» What you will do: Please list all lines of the material below in which the string "such" occurs.

» Records for this task:
# # # # #
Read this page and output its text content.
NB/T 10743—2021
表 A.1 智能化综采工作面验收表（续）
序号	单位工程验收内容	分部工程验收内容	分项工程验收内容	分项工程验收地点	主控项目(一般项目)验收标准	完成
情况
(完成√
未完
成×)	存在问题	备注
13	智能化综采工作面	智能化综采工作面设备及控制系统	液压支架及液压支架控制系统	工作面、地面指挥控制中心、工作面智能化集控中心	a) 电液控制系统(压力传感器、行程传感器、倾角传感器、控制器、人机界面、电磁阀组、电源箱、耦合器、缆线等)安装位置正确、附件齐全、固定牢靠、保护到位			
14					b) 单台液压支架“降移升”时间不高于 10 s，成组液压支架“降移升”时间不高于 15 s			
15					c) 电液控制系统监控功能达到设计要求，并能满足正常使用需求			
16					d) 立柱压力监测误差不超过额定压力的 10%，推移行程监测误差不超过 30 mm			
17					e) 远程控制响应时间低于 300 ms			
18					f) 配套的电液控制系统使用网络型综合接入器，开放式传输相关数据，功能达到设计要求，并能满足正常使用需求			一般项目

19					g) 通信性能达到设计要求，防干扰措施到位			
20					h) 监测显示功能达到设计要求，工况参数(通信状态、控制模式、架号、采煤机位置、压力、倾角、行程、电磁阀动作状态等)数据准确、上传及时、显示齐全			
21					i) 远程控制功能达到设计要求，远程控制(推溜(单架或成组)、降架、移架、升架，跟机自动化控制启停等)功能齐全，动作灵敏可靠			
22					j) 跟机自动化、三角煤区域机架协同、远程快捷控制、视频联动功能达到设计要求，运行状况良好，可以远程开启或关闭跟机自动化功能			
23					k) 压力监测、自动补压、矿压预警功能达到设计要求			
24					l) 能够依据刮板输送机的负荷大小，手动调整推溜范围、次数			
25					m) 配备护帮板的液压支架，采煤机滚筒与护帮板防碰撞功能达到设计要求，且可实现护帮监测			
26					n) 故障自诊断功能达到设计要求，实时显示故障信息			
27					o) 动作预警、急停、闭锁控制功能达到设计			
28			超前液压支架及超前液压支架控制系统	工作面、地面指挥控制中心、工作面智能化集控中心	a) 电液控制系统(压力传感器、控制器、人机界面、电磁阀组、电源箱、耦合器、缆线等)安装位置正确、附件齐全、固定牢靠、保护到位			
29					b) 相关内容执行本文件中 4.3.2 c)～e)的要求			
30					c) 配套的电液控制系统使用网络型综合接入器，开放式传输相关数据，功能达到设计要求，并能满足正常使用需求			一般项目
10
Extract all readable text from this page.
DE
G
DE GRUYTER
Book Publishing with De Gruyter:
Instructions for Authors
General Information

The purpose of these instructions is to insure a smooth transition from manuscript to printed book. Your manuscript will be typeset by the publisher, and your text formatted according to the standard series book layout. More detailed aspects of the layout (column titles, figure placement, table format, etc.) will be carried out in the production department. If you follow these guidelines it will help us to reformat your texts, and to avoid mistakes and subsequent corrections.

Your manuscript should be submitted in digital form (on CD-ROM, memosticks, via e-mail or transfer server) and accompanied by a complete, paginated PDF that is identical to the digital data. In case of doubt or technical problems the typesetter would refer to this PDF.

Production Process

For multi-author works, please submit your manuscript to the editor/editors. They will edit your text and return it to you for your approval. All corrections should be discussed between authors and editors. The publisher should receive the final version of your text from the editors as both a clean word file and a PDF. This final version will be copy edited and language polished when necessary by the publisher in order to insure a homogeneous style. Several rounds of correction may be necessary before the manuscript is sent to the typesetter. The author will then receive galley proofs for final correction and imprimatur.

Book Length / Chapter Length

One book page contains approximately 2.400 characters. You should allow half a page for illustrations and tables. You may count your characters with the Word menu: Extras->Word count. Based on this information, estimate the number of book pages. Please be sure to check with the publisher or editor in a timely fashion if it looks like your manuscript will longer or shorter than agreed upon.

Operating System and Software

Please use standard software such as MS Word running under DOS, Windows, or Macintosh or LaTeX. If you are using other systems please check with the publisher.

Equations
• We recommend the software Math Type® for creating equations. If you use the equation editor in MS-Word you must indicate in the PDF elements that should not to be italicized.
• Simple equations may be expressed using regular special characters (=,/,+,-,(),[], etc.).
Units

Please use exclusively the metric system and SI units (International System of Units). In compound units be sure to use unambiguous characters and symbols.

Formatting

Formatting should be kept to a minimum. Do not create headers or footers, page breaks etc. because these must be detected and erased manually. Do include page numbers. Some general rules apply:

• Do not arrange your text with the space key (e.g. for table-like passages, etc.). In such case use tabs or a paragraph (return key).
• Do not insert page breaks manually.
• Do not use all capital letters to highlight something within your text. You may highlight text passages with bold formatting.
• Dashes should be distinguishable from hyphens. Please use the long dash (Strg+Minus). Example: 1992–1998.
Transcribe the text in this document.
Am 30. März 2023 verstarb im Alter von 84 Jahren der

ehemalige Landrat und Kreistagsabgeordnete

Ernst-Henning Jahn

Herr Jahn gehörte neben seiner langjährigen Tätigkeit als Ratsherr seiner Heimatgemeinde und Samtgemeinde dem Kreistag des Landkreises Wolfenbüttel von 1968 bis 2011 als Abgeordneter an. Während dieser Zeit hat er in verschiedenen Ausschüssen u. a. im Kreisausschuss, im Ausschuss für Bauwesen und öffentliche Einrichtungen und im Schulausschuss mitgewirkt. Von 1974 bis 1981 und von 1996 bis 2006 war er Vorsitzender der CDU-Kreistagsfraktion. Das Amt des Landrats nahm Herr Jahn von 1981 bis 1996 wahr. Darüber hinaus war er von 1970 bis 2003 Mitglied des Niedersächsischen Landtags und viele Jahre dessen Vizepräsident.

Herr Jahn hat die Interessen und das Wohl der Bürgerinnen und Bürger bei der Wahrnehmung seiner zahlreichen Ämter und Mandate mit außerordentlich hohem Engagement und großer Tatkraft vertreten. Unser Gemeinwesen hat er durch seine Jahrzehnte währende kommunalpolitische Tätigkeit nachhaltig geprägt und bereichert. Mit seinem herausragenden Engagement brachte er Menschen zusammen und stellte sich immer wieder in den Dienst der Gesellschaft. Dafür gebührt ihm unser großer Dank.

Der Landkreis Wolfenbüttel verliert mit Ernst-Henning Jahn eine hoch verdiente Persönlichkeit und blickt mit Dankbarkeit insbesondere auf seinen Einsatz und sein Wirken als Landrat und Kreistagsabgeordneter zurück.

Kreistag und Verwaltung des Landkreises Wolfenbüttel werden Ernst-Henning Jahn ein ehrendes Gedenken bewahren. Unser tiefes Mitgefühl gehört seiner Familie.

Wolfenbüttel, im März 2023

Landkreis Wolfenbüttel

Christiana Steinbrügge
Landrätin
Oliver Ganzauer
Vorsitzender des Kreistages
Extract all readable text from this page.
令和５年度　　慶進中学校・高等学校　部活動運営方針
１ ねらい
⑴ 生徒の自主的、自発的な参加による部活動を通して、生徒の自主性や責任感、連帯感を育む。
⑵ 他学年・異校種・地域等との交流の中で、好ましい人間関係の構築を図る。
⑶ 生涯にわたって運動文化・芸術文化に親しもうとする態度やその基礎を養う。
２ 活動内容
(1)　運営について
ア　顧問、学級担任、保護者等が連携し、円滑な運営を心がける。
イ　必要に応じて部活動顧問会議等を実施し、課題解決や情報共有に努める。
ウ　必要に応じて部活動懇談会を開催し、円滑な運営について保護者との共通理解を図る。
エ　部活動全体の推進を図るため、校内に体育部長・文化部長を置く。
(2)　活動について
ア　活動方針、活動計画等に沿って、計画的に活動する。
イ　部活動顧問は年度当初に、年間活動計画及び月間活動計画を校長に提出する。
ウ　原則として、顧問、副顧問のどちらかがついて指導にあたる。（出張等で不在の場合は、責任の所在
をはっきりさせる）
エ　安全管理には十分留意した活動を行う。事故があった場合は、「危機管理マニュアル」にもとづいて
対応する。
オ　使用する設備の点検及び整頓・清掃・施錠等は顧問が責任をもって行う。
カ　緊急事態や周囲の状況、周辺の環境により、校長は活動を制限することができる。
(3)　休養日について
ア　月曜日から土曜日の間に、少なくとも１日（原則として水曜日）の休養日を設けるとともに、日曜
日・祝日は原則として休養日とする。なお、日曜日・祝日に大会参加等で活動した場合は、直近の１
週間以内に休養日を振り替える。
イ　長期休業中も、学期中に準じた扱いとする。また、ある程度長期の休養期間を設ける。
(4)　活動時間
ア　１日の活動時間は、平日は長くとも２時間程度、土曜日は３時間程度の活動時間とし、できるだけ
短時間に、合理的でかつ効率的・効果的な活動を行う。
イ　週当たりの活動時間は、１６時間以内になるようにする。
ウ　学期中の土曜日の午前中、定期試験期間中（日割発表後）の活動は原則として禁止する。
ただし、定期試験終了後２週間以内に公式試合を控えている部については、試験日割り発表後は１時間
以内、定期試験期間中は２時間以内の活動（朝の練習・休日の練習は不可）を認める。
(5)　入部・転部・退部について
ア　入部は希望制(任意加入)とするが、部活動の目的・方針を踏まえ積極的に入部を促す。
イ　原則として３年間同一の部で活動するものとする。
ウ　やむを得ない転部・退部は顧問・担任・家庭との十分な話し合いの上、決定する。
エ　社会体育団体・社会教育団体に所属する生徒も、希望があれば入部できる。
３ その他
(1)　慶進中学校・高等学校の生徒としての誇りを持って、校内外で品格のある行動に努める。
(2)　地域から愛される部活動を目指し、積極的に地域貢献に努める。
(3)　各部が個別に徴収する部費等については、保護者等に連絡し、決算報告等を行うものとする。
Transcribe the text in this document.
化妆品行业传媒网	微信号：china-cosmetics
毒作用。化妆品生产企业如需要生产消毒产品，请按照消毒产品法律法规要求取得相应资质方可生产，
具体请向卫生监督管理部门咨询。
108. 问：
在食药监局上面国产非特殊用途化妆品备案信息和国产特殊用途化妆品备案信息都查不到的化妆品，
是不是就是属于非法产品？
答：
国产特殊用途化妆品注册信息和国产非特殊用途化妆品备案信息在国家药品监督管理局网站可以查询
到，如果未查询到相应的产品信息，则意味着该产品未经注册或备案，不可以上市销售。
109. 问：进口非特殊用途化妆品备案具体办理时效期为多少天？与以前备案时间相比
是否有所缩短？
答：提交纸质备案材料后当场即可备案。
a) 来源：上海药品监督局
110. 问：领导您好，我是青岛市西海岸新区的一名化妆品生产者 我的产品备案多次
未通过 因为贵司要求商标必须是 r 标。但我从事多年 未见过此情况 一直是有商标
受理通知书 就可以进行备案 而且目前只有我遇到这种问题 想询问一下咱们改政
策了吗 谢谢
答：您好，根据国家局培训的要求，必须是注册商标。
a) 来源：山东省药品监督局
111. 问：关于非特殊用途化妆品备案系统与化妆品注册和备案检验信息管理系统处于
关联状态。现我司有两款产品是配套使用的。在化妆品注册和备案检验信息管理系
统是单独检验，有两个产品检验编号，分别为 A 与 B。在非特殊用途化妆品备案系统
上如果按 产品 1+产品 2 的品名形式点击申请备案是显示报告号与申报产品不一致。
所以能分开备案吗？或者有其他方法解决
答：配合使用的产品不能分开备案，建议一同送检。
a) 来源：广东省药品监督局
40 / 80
# # # # #
» Solution:
Please use standard software such as MS Word running under DOS, Windows, or Macintosh or LaTeX. If you are using other systems please check with the publisher.
• Do not arrange your text with the space key (e.g. for table-like passages, etc.). In such case use tabs or a paragraph (return key).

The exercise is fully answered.